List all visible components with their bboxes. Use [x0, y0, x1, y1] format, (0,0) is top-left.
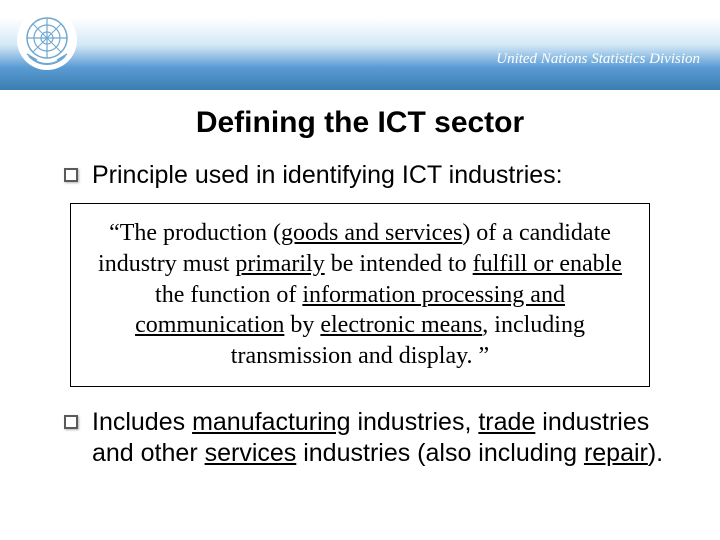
quote-box: “The production (goods and services) of … [70, 203, 650, 387]
bullet-text: Includes manufacturing industries, trade… [92, 407, 680, 470]
quote-segment: “The production ( [109, 220, 281, 246]
bullet-item: Principle used in identifying ICT indust… [40, 160, 680, 191]
quote-underline: primarily [235, 251, 324, 277]
bullet-text: Principle used in identifying ICT indust… [92, 160, 563, 191]
quote-underline: electronic means [320, 312, 482, 338]
bullet-marker-icon [64, 415, 78, 429]
un-logo-icon [15, 8, 79, 72]
text-underline: trade [478, 408, 535, 436]
text-segment: Includes [92, 408, 192, 436]
quote-segment: be intended to [325, 251, 473, 277]
bullet-item: Includes manufacturing industries, trade… [40, 407, 680, 470]
header-org-label: United Nations Statistics Division [496, 51, 700, 68]
quote-segment: by [284, 312, 320, 338]
header-band: United Nations Statistics Division [0, 0, 720, 90]
slide-title: Defining the ICT sector [40, 106, 680, 140]
quote-segment: the function of [155, 282, 302, 308]
quote-underline: goods and services [281, 220, 462, 246]
bullet-marker-icon [64, 168, 78, 182]
quote-underline: fulfill or enable [473, 251, 622, 277]
text-segment: ). [648, 439, 663, 467]
text-underline: repair [584, 439, 648, 467]
text-segment: industries, [351, 408, 479, 436]
text-underline: manufacturing [192, 408, 350, 436]
slide-content: Defining the ICT sector Principle used i… [0, 90, 720, 469]
text-segment: industries (also including [296, 439, 584, 467]
text-underline: services [205, 439, 297, 467]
* * * * * * * * *
= AIM =
Please quote every line above word for word, leaving out the picture.

= OUTPUT FOR THIS EXERCISE =
List all visible components with their bboxes. Use [x0, y0, x1, y1] format, (0,0) is top-left.
quote-box: “The production (goods and services) of … [70, 203, 650, 387]
bullet-text: Includes manufacturing industries, trade… [92, 407, 680, 470]
quote-segment: “The production ( [109, 220, 281, 246]
bullet-item: Principle used in identifying ICT indust… [40, 160, 680, 191]
quote-underline: primarily [235, 251, 324, 277]
bullet-text: Principle used in identifying ICT indust… [92, 160, 563, 191]
quote-underline: electronic means [320, 312, 482, 338]
bullet-marker-icon [64, 415, 78, 429]
un-logo-icon [15, 8, 79, 72]
text-underline: trade [478, 408, 535, 436]
text-segment: Includes [92, 408, 192, 436]
quote-segment: be intended to [325, 251, 473, 277]
bullet-item: Includes manufacturing industries, trade… [40, 407, 680, 470]
header-org-label: United Nations Statistics Division [496, 51, 700, 68]
quote-segment: by [284, 312, 320, 338]
header-band: United Nations Statistics Division [0, 0, 720, 90]
slide-title: Defining the ICT sector [40, 106, 680, 140]
quote-segment: the function of [155, 282, 302, 308]
quote-underline: goods and services [281, 220, 462, 246]
bullet-marker-icon [64, 168, 78, 182]
quote-underline: fulfill or enable [473, 251, 622, 277]
text-segment: ). [648, 439, 663, 467]
text-underline: repair [584, 439, 648, 467]
text-segment: industries, [351, 408, 479, 436]
text-underline: manufacturing [192, 408, 350, 436]
slide-content: Defining the ICT sector Principle used i… [0, 90, 720, 469]
text-segment: industries (also including [296, 439, 584, 467]
text-underline: services [205, 439, 297, 467]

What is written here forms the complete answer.